Exercise brief: Take each line containing "name" and report it exactly as written.

Information supplied:
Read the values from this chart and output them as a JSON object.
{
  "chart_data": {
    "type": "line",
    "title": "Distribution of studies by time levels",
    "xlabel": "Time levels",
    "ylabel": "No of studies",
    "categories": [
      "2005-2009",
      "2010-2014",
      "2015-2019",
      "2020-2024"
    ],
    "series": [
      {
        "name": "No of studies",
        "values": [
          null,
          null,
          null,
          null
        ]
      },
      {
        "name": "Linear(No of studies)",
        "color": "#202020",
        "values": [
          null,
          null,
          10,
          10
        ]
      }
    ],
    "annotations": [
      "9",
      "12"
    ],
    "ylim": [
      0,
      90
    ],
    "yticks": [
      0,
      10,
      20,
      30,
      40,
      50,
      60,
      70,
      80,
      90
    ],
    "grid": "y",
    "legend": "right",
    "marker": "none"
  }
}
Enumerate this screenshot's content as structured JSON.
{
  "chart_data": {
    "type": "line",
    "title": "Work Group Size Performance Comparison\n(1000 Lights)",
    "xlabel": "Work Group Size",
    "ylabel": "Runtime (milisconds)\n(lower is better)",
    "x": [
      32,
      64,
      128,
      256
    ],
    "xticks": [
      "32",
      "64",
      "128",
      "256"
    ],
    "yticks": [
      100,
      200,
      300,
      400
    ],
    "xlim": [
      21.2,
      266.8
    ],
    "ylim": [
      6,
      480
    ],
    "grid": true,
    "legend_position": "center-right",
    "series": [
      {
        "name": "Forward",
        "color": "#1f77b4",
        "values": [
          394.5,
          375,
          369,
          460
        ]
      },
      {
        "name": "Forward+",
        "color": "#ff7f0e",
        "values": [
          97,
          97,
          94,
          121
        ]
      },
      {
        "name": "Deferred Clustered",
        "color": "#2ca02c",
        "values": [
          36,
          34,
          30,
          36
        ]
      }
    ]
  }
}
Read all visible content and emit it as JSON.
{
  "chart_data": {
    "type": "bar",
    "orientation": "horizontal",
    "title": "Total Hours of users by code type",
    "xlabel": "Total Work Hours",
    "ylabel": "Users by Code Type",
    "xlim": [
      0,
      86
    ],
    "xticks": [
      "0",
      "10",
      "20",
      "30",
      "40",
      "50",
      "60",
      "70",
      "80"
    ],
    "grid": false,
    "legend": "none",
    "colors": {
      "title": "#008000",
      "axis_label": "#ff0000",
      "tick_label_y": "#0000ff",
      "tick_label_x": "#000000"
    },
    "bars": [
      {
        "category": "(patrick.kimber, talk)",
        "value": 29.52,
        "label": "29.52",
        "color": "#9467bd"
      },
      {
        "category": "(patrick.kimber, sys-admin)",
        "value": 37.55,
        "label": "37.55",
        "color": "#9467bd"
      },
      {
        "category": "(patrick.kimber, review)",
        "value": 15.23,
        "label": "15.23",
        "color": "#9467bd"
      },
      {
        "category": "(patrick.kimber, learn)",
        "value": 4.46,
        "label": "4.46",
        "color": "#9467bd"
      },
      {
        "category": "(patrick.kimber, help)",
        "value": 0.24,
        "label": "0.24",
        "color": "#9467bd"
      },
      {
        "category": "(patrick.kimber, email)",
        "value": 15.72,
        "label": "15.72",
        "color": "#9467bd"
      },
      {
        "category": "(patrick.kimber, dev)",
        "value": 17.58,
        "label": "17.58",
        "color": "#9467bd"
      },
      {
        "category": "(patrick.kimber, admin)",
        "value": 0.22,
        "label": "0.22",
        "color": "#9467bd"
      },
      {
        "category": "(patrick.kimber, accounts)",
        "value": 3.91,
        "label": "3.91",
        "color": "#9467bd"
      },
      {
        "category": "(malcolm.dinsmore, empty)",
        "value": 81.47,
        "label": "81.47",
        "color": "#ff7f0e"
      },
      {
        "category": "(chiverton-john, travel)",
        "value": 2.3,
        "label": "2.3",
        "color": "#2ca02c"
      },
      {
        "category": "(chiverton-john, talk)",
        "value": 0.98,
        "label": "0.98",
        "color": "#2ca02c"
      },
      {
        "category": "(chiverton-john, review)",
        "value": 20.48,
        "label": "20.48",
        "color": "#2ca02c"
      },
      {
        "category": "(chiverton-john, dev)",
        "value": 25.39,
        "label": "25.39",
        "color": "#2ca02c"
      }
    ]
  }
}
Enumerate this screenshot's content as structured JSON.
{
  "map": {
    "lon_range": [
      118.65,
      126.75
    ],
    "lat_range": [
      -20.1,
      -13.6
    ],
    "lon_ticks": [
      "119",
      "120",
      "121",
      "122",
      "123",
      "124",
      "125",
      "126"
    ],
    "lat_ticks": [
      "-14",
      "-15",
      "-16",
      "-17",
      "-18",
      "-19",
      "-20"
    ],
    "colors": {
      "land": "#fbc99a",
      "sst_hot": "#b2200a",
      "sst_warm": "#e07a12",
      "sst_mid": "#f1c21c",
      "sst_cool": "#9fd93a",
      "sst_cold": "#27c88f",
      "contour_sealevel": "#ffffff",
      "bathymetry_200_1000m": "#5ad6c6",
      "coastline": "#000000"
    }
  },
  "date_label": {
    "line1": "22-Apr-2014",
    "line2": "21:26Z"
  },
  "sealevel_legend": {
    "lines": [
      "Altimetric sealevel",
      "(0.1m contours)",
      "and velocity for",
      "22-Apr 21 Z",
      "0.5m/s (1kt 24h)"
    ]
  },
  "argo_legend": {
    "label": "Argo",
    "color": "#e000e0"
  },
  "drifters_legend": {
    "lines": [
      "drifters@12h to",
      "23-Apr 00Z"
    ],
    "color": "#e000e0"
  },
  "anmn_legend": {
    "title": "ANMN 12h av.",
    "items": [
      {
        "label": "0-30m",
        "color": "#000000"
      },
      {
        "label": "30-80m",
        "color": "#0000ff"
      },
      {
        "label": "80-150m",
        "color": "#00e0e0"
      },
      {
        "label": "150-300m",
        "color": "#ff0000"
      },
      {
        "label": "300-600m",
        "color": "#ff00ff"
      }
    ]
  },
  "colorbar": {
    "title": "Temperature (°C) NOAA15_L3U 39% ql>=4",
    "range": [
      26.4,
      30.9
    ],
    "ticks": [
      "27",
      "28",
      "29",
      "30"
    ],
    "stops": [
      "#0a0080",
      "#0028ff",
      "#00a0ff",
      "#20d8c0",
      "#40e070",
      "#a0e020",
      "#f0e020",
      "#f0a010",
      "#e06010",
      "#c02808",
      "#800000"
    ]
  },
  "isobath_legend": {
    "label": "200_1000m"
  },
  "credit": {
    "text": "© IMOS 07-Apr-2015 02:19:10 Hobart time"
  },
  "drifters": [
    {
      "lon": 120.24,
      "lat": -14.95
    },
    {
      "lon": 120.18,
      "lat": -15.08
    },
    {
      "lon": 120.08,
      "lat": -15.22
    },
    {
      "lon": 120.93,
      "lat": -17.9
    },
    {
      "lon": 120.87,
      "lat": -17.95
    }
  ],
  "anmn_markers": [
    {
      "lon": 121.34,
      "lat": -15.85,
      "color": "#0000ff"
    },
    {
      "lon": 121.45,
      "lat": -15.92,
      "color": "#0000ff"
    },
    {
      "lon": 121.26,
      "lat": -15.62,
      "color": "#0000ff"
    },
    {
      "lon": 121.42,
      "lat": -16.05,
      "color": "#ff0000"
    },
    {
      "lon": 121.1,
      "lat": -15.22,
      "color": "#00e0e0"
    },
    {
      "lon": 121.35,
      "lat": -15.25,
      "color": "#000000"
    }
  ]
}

Response below:
        "name": "No of studies",
        "name": "Linear(No of studies)",
        "name": "Forward",
        "name": "Forward+",
        "name": "Deferred Clustered",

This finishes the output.